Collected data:
— BEGIN —

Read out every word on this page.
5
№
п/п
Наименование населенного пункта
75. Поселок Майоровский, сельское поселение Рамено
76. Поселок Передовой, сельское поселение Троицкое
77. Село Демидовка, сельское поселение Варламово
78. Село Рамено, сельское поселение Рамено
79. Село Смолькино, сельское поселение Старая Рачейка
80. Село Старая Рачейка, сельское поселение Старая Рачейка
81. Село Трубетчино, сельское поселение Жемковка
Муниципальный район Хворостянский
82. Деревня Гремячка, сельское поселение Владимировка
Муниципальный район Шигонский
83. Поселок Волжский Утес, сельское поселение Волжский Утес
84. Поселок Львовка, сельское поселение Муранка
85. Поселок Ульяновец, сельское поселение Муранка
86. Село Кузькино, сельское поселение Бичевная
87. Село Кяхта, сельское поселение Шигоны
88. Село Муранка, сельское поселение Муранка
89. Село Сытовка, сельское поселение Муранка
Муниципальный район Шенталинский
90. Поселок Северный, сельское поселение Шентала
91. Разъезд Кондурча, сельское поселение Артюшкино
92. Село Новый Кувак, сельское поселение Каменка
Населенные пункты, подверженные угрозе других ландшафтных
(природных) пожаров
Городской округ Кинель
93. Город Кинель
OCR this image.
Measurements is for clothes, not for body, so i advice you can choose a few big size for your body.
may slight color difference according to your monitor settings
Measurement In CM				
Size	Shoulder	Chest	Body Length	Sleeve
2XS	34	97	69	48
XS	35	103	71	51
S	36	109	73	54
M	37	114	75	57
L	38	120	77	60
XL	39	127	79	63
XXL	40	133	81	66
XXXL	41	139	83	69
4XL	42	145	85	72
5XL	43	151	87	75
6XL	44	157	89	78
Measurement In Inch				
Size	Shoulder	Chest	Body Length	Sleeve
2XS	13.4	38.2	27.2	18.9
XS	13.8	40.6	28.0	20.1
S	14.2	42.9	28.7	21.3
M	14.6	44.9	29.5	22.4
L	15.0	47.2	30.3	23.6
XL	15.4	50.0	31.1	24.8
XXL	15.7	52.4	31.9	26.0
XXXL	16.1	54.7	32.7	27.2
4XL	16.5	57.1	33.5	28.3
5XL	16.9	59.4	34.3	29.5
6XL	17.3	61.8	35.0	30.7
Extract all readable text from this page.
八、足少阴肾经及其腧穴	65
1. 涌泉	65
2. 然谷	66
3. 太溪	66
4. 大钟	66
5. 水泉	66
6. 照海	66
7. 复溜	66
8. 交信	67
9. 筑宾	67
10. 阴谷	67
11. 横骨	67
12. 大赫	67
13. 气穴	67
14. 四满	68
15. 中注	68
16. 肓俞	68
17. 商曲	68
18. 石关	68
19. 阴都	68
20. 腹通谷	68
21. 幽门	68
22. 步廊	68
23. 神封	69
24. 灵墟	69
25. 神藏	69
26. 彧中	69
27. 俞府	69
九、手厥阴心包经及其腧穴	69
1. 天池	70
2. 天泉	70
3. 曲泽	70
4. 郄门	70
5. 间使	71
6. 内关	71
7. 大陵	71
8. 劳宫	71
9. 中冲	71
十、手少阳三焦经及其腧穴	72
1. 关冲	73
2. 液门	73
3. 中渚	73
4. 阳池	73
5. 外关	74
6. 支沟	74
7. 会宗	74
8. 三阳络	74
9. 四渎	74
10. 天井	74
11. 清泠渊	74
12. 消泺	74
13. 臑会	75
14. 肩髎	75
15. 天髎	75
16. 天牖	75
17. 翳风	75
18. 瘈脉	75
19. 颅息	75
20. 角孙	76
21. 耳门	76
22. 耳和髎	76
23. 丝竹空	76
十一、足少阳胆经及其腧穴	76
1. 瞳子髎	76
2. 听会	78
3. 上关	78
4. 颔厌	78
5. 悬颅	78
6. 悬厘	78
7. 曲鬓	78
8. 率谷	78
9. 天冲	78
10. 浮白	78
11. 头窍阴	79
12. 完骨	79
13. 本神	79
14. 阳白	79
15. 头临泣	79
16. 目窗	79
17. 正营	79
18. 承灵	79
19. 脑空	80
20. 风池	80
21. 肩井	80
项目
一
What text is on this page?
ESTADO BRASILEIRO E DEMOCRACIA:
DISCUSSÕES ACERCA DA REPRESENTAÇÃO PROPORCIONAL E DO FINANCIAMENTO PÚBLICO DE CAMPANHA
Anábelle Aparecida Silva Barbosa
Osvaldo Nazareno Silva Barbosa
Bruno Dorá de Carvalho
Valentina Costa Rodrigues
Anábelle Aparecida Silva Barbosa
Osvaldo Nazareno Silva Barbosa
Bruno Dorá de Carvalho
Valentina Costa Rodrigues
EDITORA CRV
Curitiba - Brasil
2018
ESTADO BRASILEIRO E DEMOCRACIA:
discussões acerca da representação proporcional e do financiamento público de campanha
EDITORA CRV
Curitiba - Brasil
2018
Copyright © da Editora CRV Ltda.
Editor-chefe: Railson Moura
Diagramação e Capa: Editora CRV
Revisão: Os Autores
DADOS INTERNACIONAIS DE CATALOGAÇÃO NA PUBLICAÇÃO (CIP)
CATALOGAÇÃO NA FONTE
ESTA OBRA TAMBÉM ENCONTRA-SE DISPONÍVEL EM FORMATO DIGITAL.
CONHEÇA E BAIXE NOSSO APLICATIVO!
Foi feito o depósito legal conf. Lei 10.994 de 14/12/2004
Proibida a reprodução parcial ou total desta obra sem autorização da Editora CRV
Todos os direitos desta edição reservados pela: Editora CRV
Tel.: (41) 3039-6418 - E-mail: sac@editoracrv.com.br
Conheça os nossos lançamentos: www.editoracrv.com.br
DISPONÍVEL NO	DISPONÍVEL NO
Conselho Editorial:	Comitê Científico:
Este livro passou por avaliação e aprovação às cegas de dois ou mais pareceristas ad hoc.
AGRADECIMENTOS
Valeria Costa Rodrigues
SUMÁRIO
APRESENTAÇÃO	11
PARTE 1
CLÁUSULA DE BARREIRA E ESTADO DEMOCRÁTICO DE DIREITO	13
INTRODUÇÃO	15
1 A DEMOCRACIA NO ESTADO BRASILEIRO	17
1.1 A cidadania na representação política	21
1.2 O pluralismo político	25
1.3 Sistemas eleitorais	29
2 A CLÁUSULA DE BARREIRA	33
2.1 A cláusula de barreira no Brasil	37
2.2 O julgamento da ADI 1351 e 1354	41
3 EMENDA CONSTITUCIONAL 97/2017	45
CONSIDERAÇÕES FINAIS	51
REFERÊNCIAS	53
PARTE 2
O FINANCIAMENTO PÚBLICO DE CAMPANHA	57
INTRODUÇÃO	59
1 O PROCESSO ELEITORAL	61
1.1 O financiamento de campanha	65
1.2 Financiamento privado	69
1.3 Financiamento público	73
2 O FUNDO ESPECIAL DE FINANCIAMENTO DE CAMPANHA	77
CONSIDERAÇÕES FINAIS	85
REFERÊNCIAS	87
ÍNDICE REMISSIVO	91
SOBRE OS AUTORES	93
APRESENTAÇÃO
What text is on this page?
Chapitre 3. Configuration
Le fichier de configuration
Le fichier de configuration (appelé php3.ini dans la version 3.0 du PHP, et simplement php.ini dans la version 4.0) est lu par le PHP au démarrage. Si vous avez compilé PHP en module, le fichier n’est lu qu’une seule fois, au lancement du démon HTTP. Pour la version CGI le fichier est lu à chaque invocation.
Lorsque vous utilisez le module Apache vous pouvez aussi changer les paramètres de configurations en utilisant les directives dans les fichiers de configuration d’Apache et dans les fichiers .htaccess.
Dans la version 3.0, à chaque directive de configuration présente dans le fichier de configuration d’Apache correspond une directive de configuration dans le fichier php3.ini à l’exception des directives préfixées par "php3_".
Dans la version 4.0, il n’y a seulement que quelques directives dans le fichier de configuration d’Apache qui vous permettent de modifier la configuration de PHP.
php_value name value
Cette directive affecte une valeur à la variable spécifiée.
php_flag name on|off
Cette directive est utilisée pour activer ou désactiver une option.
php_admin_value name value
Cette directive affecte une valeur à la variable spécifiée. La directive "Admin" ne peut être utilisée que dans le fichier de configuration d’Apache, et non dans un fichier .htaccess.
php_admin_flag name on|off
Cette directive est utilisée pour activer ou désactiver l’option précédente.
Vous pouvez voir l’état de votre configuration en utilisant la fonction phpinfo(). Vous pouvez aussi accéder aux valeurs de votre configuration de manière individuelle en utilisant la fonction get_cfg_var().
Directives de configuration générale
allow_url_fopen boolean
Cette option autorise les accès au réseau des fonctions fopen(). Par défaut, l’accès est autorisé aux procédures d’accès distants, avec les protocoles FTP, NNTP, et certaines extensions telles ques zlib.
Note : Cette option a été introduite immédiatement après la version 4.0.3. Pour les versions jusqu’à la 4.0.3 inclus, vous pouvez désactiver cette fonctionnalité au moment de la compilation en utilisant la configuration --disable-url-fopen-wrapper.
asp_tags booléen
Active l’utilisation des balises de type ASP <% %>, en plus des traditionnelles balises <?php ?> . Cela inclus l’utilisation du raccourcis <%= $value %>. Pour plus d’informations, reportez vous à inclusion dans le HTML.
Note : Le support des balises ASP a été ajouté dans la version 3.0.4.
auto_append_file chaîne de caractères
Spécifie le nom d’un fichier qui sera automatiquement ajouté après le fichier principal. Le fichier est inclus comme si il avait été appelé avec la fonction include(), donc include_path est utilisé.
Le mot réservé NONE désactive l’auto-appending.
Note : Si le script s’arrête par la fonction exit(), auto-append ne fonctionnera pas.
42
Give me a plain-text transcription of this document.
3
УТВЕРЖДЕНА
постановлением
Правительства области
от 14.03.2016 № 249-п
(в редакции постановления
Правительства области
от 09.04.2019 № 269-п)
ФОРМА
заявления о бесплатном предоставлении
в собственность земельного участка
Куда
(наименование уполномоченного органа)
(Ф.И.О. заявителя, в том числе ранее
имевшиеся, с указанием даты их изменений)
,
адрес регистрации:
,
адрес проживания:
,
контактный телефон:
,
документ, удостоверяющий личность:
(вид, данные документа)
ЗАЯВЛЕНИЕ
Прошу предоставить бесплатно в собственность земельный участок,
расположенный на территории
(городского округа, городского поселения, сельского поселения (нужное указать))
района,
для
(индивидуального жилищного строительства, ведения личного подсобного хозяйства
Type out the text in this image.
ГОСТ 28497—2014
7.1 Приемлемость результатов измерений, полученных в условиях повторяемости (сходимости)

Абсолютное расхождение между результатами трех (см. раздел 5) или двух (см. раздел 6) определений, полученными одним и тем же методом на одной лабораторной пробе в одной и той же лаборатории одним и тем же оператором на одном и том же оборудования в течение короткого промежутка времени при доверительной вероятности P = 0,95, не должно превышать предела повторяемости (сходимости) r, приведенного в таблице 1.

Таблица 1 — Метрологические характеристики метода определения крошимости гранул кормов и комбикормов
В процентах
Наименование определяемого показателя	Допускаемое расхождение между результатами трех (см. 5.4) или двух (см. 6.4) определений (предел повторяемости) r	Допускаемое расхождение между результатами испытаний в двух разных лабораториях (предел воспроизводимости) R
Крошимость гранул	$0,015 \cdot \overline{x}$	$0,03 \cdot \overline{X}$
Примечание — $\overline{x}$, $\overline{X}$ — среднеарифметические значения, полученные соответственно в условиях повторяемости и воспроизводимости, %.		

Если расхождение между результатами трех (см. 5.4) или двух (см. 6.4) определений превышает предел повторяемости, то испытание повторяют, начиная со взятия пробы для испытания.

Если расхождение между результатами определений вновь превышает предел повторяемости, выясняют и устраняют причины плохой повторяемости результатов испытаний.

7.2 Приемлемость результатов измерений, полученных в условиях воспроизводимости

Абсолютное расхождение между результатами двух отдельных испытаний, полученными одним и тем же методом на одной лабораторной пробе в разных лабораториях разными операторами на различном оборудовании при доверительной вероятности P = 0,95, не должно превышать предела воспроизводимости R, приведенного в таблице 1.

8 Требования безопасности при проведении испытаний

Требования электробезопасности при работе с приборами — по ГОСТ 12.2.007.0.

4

— END —

= EXERCISE DESCRIPTION =
Gather each line of the listing that holds the string "адрес".

= WRITTEN SOLUTION =
адрес регистрации:
адрес проживания:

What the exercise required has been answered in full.